- **The request**:
Set down the full listing exactly as given. Any pictures are to be left out.

- **Exercise inputs**:
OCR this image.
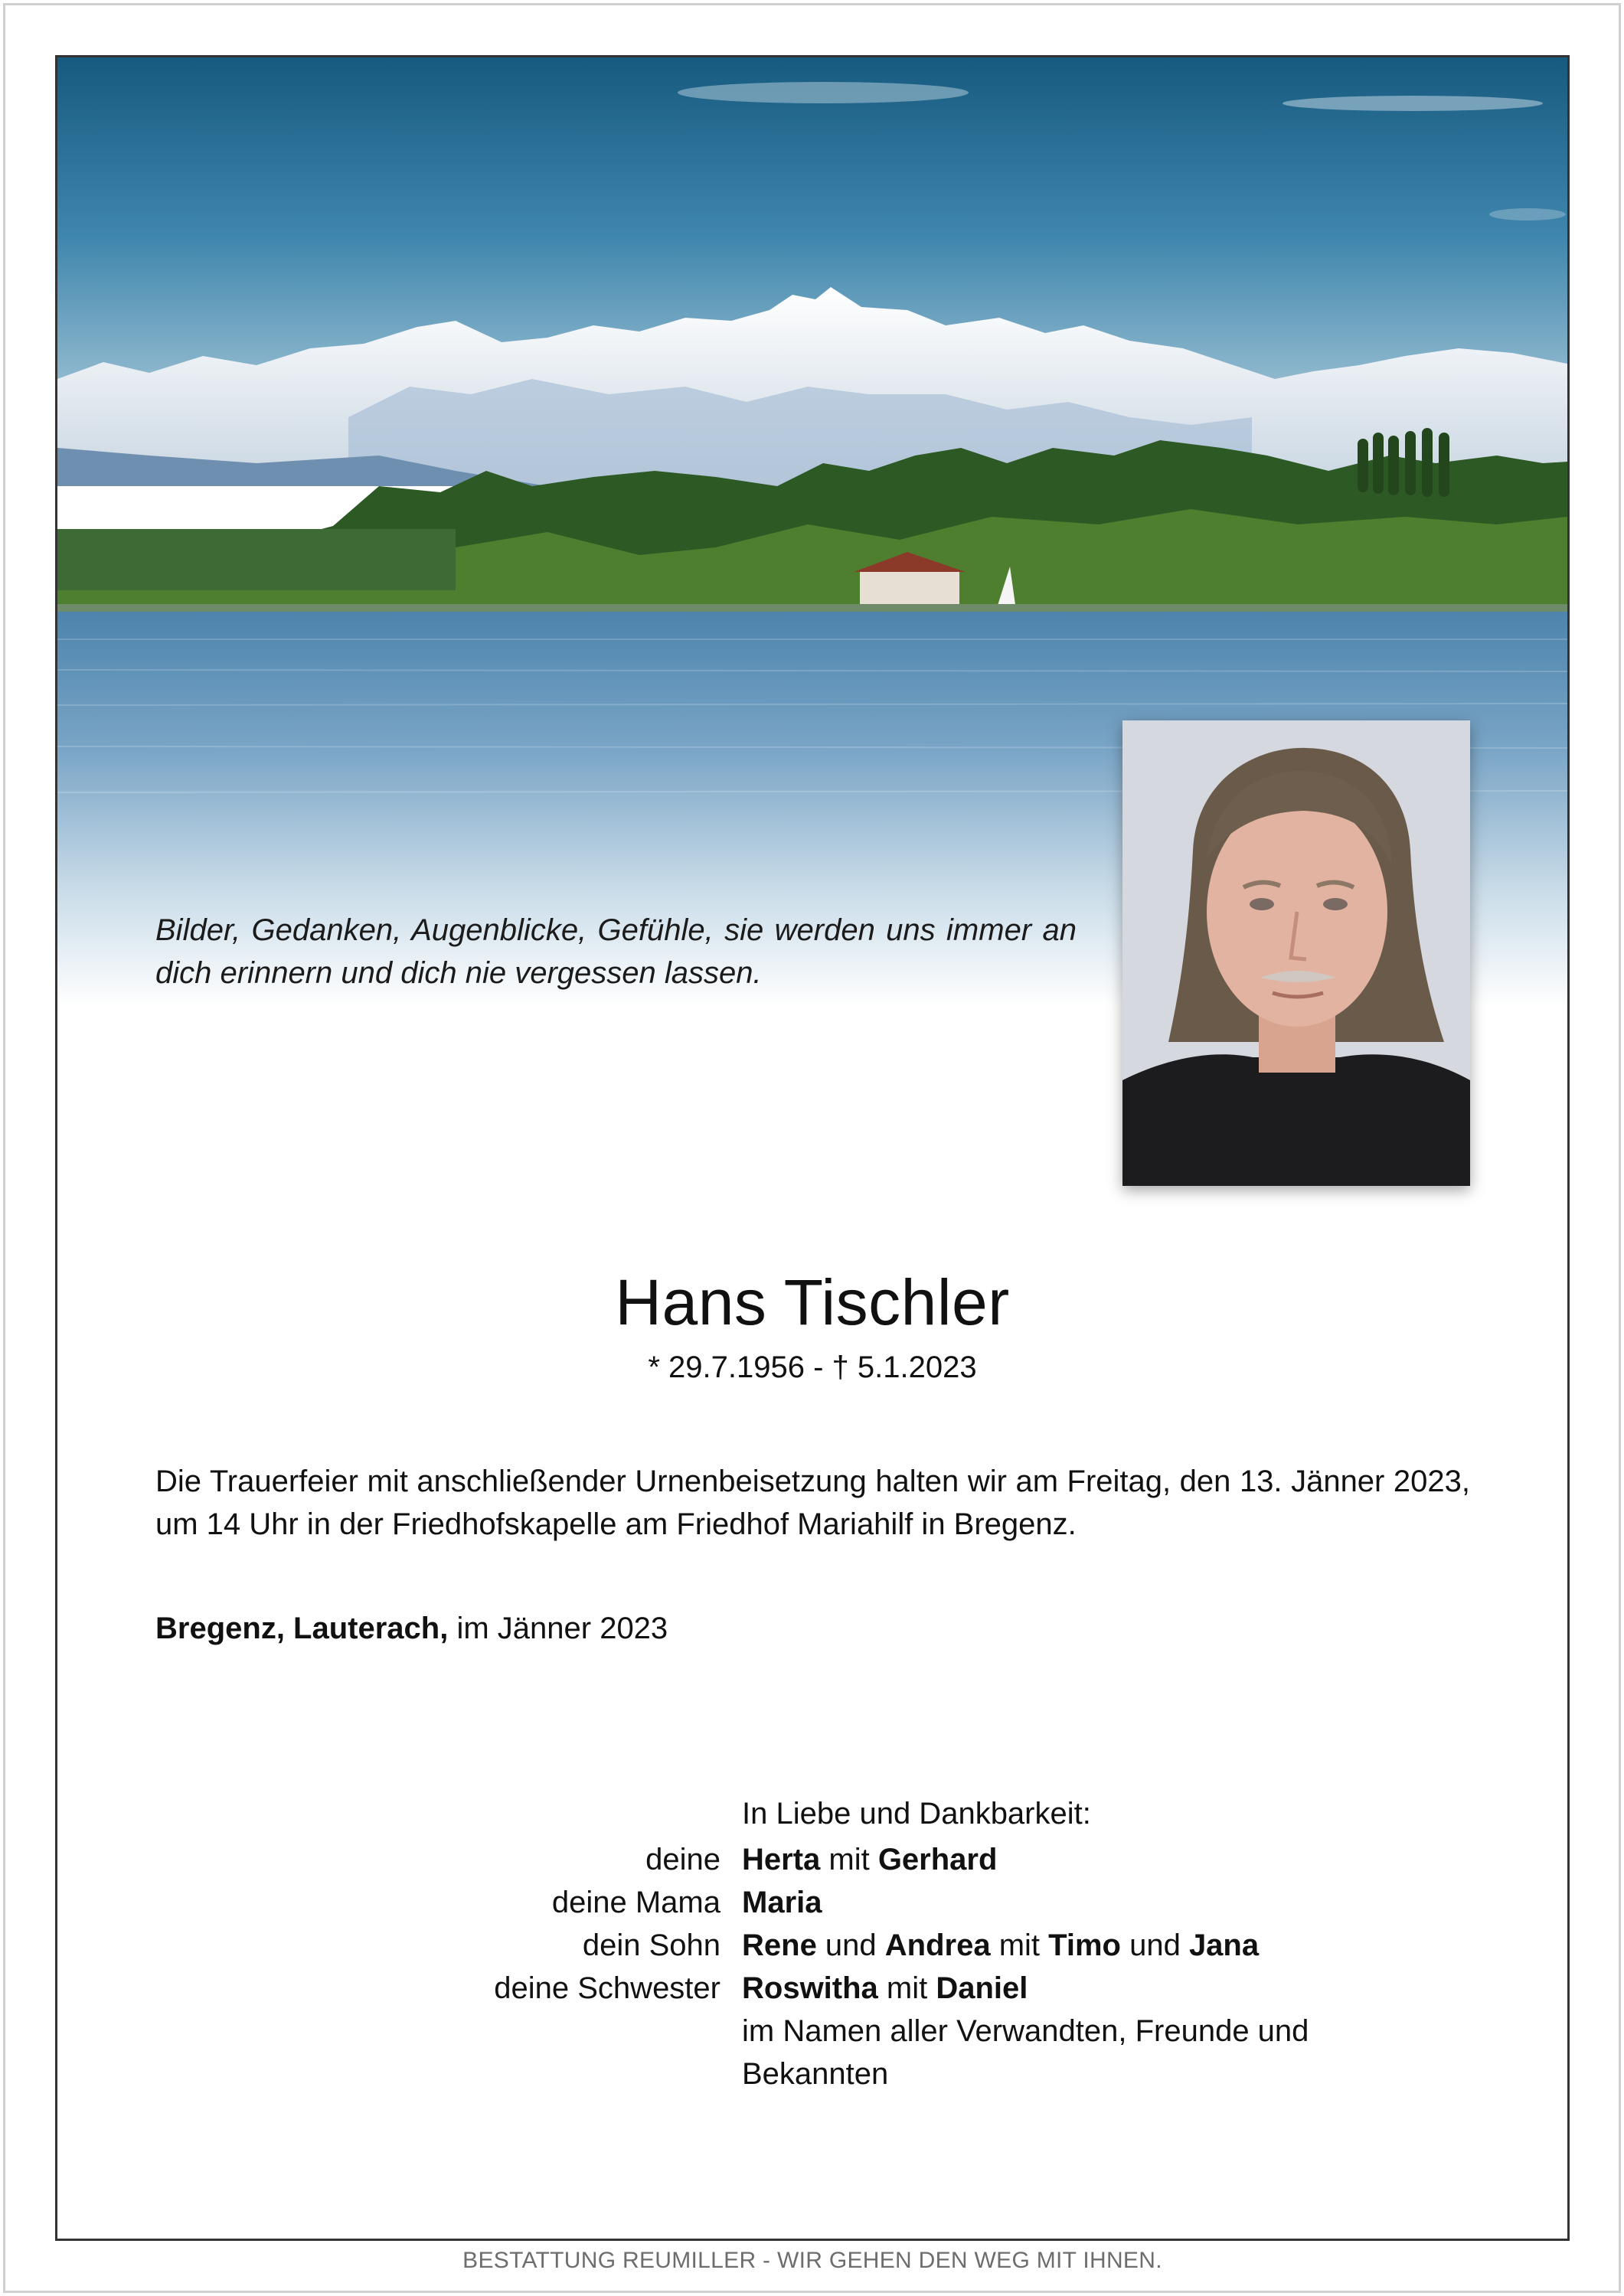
Bilder, Gedanken, Augenblicke, Gefühle, sie werden uns immer an dich erinnern und dich nie vergessen lassen.
Hans Tischler
* 29.7.1956 - † 5.1.2023
Die Trauerfeier mit anschließender Urnenbeisetzung halten wir am Freitag, den 13. Jänner 2023, um 14 Uhr in der Friedhofskapelle am Friedhof Mariahilf in Bregenz.
Bregenz, Lauterach, im Jänner 2023
In Liebe und Dankbarkeit:
deine Herta mit Gerhard
deine Mama Maria
dein Sohn Rene und Andrea mit Timo und Jana
deine Schwester Roswitha mit Daniel
im Namen aller Verwandten, Freunde und Bekannten
BESTATTUNG REUMILLER - WIR GEHEN DEN WEG MIT IHNEN.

- **Worked answer**:
OCR this image.
Bilder, Gedanken, Augenblicke, Gefühle, sie werden uns immer an dich erinnern und dich nie vergessen lassen.
Hans Tischler
* 29.7.1956 - † 5.1.2023
Die Trauerfeier mit anschließender Urnenbeisetzung halten wir am Freitag, den 13. Jänner 2023, um 14 Uhr in der Friedhofskapelle am Friedhof Mariahilf in Bregenz.
Bregenz, Lauterach, im Jänner 2023
In Liebe und Dankbarkeit:
deine Herta mit Gerhard
deine Mama Maria
dein Sohn Rene und Andrea mit Timo und Jana
deine Schwester Roswitha mit Daniel
im Namen aller Verwandten, Freunde und Bekannten
BESTATTUNG REUMILLER - WIR GEHEN DEN WEG MIT IHNEN.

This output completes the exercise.